** Work to do **
Transcribe every line of the listing below without any deviation.

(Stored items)
----

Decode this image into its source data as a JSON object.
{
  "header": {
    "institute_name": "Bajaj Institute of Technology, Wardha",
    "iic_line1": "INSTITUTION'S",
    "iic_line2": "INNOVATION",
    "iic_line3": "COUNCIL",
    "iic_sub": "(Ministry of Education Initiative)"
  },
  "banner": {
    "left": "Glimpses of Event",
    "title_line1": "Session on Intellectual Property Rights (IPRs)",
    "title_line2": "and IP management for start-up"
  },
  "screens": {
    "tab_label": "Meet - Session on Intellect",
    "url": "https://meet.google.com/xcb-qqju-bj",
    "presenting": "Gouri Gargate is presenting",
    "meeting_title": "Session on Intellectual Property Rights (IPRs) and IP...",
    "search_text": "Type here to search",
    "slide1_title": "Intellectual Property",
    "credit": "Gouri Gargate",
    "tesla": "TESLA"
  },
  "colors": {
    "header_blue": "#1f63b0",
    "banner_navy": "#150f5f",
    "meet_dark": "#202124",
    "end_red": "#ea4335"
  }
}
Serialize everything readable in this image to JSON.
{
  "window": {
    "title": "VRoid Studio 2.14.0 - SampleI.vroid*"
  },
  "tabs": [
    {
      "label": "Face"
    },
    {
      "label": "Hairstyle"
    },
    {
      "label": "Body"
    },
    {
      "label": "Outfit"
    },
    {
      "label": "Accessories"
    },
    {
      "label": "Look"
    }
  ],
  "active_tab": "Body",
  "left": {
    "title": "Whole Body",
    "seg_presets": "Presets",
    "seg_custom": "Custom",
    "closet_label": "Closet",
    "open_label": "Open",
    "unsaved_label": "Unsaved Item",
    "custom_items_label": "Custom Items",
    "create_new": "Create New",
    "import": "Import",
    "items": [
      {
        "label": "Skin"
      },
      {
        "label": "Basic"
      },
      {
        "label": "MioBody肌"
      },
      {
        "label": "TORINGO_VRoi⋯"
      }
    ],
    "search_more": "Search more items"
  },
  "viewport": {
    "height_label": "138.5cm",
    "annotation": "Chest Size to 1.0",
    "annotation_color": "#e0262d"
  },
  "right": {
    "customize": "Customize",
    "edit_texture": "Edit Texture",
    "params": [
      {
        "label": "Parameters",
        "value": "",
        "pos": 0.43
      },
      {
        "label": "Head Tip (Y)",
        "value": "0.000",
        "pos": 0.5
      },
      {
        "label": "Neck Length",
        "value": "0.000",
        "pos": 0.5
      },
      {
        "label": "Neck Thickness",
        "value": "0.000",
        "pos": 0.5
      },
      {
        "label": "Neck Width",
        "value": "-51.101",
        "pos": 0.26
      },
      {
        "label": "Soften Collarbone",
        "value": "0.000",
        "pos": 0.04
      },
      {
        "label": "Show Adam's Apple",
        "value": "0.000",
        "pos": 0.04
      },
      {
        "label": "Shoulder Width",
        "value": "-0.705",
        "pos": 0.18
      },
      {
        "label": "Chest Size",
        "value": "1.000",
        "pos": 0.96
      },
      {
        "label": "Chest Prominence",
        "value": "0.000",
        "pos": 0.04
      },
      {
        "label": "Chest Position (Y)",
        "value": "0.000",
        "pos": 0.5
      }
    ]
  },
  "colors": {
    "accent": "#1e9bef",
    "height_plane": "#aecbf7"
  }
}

----

** Task answer **
Decode this image into its source data as a JSON object.
{
  "header": {
    "institute_name": "Bajaj Institute of Technology, Wardha",
    "iic_line1": "INSTITUTION'S",
    "iic_line2": "INNOVATION",
    "iic_line3": "COUNCIL",
    "iic_sub": "(Ministry of Education Initiative)"
  },
  "banner": {
    "left": "Glimpses of Event",
    "title_line1": "Session on Intellectual Property Rights (IPRs)",
    "title_line2": "and IP management for start-up"
  },
  "screens": {
    "tab_label": "Meet - Session on Intellect",
    "url": "https://meet.google.com/xcb-qqju-bj",
    "presenting": "Gouri Gargate is presenting",
    "meeting_title": "Session on Intellectual Property Rights (IPRs) and IP...",
    "search_text": "Type here to search",
    "slide1_title": "Intellectual Property",
    "credit": "Gouri Gargate",
    "tesla": "TESLA"
  },
  "colors": {
    "header_blue": "#1f63b0",
    "banner_navy": "#150f5f",
    "meet_dark": "#202124",
    "end_red": "#ea4335"
  }
}
Serialize everything readable in this image to JSON.
{
  "window": {
    "title": "VRoid Studio 2.14.0 - SampleI.vroid*"
  },
  "tabs": [
    {
      "label": "Face"
    },
    {
      "label": "Hairstyle"
    },
    {
      "label": "Body"
    },
    {
      "label": "Outfit"
    },
    {
      "label": "Accessories"
    },
    {
      "label": "Look"
    }
  ],
  "active_tab": "Body",
  "left": {
    "title": "Whole Body",
    "seg_presets": "Presets",
    "seg_custom": "Custom",
    "closet_label": "Closet",
    "open_label": "Open",
    "unsaved_label": "Unsaved Item",
    "custom_items_label": "Custom Items",
    "create_new": "Create New",
    "import": "Import",
    "items": [
      {
        "label": "Skin"
      },
      {
        "label": "Basic"
      },
      {
        "label": "MioBody肌"
      },
      {
        "label": "TORINGO_VRoi⋯"
      }
    ],
    "search_more": "Search more items"
  },
  "viewport": {
    "height_label": "138.5cm",
    "annotation": "Chest Size to 1.0",
    "annotation_color": "#e0262d"
  },
  "right": {
    "customize": "Customize",
    "edit_texture": "Edit Texture",
    "params": [
      {
        "label": "Parameters",
        "value": "",
        "pos": 0.43
      },
      {
        "label": "Head Tip (Y)",
        "value": "0.000",
        "pos": 0.5
      },
      {
        "label": "Neck Length",
        "value": "0.000",
        "pos": 0.5
      },
      {
        "label": "Neck Thickness",
        "value": "0.000",
        "pos": 0.5
      },
      {
        "label": "Neck Width",
        "value": "-51.101",
        "pos": 0.26
      },
      {
        "label": "Soften Collarbone",
        "value": "0.000",
        "pos": 0.04
      },
      {
        "label": "Show Adam's Apple",
        "value": "0.000",
        "pos": 0.04
      },
      {
        "label": "Shoulder Width",
        "value": "-0.705",
        "pos": 0.18
      },
      {
        "label": "Chest Size",
        "value": "1.000",
        "pos": 0.96
      },
      {
        "label": "Chest Prominence",
        "value": "0.000",
        "pos": 0.04
      },
      {
        "label": "Chest Position (Y)",
        "value": "0.000",
        "pos": 0.5
      }
    ]
  },
  "colors": {
    "accent": "#1e9bef",
    "height_plane": "#aecbf7"
  }
}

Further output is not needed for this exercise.